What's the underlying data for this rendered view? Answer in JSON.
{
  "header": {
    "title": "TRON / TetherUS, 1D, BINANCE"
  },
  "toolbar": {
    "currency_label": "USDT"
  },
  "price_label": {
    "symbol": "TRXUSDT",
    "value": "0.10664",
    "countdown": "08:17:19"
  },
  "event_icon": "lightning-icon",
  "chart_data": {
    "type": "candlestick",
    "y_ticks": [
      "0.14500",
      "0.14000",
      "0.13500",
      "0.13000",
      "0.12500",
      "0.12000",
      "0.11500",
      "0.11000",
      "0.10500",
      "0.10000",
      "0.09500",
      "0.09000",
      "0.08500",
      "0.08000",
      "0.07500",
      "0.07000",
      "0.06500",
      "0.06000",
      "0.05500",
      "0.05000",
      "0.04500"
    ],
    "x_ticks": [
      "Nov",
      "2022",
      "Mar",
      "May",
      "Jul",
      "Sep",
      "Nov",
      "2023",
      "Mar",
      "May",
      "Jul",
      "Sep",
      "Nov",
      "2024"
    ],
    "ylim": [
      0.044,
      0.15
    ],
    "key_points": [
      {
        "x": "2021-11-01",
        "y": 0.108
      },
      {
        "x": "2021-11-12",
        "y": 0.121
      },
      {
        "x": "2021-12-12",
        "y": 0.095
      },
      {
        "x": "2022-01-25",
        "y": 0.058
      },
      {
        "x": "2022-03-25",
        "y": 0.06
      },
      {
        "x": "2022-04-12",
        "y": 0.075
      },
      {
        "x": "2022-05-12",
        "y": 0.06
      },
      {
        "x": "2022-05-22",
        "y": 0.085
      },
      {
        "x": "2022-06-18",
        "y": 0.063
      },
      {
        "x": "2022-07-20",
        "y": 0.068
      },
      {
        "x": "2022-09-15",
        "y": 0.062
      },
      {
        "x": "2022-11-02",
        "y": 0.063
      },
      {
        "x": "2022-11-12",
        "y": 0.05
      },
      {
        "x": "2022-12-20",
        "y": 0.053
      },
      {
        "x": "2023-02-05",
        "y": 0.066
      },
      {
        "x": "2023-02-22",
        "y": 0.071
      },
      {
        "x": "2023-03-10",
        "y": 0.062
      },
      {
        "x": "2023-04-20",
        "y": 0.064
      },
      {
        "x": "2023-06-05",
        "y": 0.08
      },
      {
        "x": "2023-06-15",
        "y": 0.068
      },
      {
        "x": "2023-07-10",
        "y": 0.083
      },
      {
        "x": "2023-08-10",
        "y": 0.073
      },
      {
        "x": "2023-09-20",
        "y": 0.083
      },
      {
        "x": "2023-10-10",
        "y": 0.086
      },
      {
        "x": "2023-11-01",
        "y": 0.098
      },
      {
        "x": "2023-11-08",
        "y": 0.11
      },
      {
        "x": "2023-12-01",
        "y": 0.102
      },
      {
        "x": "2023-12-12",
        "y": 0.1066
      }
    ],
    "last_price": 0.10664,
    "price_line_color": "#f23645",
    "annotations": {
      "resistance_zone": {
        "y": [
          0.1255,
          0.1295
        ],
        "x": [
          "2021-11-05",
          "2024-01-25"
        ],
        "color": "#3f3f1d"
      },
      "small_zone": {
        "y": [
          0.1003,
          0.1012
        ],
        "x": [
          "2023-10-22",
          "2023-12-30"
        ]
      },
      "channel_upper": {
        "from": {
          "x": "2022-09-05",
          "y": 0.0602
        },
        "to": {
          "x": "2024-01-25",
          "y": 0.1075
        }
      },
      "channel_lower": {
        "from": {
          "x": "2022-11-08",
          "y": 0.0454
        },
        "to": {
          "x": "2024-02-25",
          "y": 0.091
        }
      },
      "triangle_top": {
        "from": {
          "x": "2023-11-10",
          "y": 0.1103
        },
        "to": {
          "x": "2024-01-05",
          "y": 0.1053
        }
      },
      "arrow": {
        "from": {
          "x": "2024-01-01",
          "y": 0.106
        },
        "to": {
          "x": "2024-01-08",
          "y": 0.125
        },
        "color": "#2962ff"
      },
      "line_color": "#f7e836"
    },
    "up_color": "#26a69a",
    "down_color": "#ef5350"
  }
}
--
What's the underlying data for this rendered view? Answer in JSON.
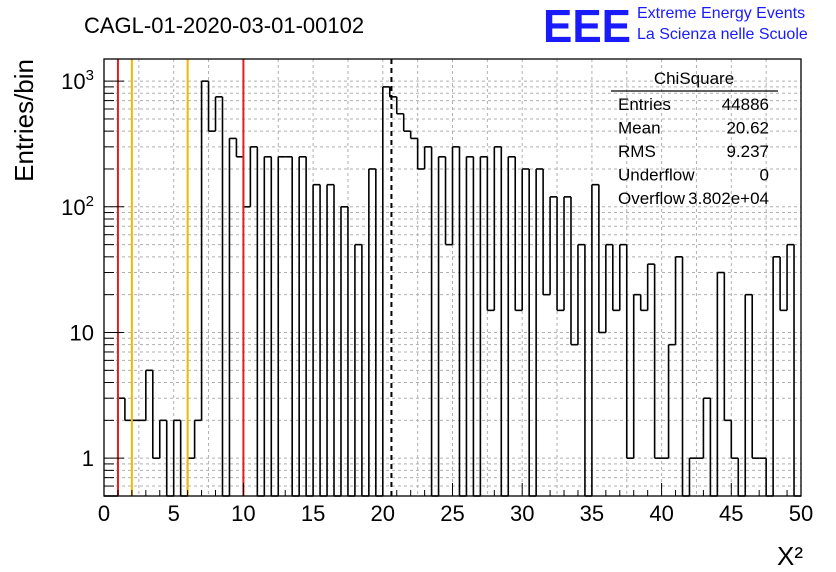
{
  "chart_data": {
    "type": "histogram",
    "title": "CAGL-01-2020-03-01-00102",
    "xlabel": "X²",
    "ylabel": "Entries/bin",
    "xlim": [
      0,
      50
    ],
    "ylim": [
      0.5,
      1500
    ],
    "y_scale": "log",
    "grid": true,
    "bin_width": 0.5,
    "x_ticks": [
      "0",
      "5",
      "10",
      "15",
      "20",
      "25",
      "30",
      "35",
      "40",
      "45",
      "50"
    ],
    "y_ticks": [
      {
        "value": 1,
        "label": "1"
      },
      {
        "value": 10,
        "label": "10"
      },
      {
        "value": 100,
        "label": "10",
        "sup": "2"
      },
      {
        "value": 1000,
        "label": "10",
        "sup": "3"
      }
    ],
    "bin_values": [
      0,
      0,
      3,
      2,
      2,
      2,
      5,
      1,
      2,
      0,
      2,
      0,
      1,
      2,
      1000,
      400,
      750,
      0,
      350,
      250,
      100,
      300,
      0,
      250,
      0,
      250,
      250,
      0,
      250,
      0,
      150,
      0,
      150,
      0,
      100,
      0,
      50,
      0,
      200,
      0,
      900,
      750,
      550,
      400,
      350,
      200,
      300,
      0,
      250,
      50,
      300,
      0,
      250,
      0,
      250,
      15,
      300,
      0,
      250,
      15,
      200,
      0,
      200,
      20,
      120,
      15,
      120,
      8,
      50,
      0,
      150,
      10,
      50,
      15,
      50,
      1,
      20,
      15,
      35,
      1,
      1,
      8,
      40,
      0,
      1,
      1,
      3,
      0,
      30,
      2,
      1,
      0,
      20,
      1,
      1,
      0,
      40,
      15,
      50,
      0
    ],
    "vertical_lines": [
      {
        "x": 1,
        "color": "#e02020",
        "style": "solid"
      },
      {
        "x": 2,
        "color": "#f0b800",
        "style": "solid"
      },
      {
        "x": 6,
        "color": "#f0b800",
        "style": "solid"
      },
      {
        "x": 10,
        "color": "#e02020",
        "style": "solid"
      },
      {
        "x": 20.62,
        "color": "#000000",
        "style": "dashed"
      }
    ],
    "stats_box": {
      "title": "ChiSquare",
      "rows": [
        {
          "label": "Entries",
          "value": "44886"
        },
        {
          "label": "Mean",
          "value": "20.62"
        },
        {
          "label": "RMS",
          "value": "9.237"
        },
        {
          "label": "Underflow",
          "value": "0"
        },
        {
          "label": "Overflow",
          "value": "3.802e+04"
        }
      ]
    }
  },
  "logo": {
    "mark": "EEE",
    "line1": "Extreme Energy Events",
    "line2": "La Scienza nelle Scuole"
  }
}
==
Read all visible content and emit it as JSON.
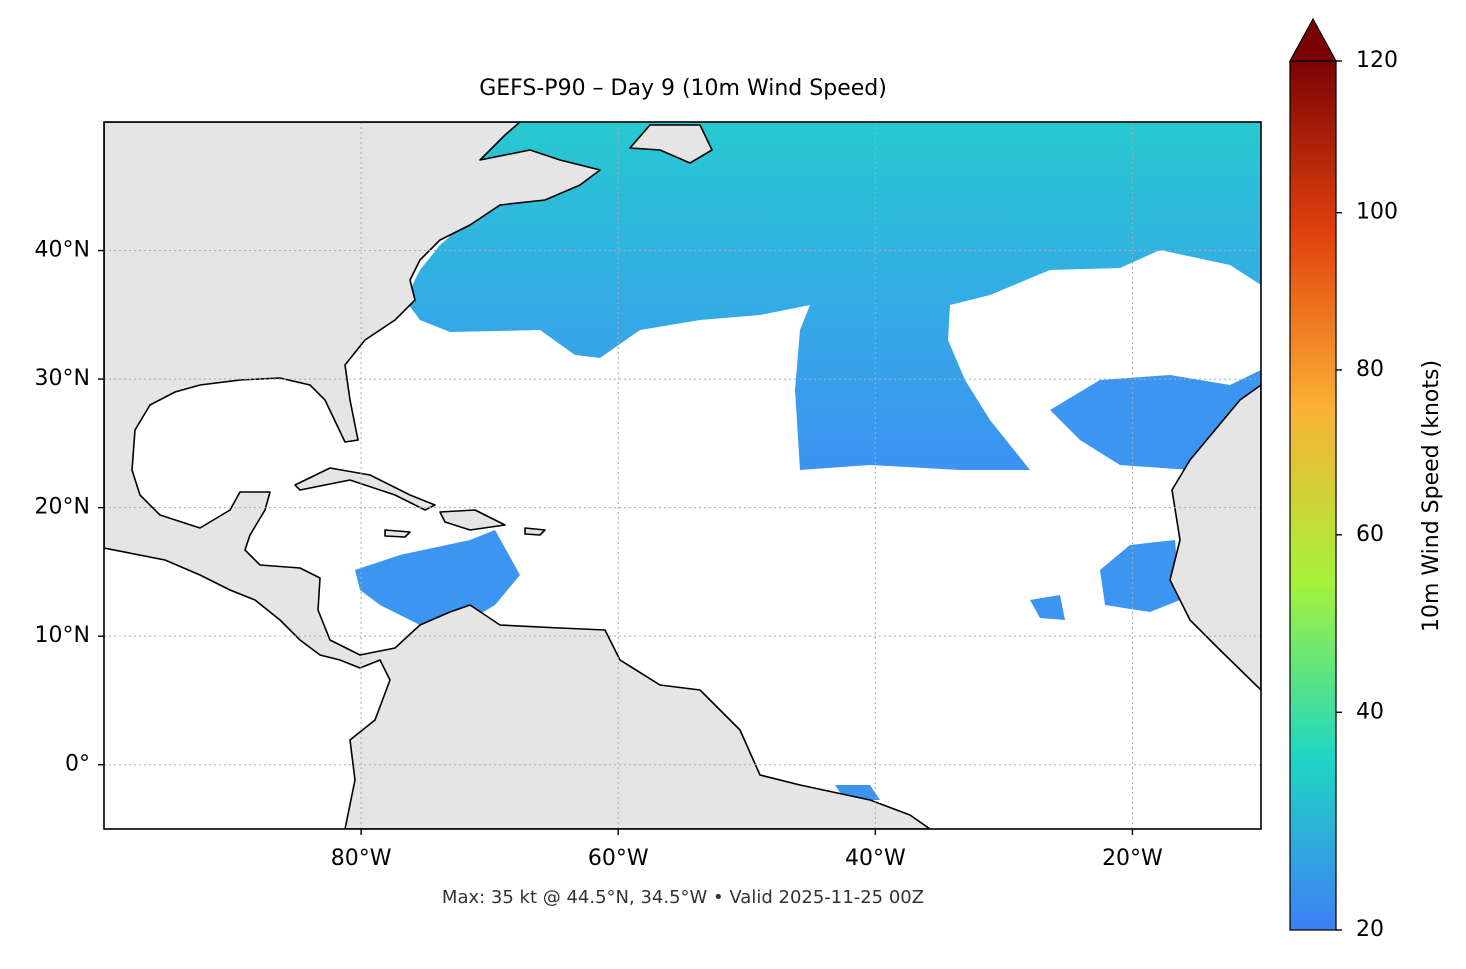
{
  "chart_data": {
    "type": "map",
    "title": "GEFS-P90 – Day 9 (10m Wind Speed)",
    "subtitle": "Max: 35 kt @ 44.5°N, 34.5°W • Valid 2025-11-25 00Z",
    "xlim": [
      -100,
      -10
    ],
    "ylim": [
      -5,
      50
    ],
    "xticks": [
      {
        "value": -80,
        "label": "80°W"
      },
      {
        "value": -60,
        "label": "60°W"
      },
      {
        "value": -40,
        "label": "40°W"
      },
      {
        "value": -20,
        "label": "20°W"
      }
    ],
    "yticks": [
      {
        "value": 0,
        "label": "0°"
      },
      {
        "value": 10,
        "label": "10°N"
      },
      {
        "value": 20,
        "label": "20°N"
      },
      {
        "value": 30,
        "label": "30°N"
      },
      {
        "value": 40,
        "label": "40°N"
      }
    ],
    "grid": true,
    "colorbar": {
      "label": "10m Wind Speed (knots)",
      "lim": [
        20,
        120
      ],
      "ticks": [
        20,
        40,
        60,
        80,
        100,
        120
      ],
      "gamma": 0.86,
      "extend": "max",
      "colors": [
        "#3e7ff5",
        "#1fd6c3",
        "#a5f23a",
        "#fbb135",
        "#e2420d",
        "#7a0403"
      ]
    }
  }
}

=== Problem to solve ===
Pick out all the lines with the word "type" in them and copy them.

=== Worked answer ===
    "type": "candlestick",
    "type": "histogram",
    "type": "map",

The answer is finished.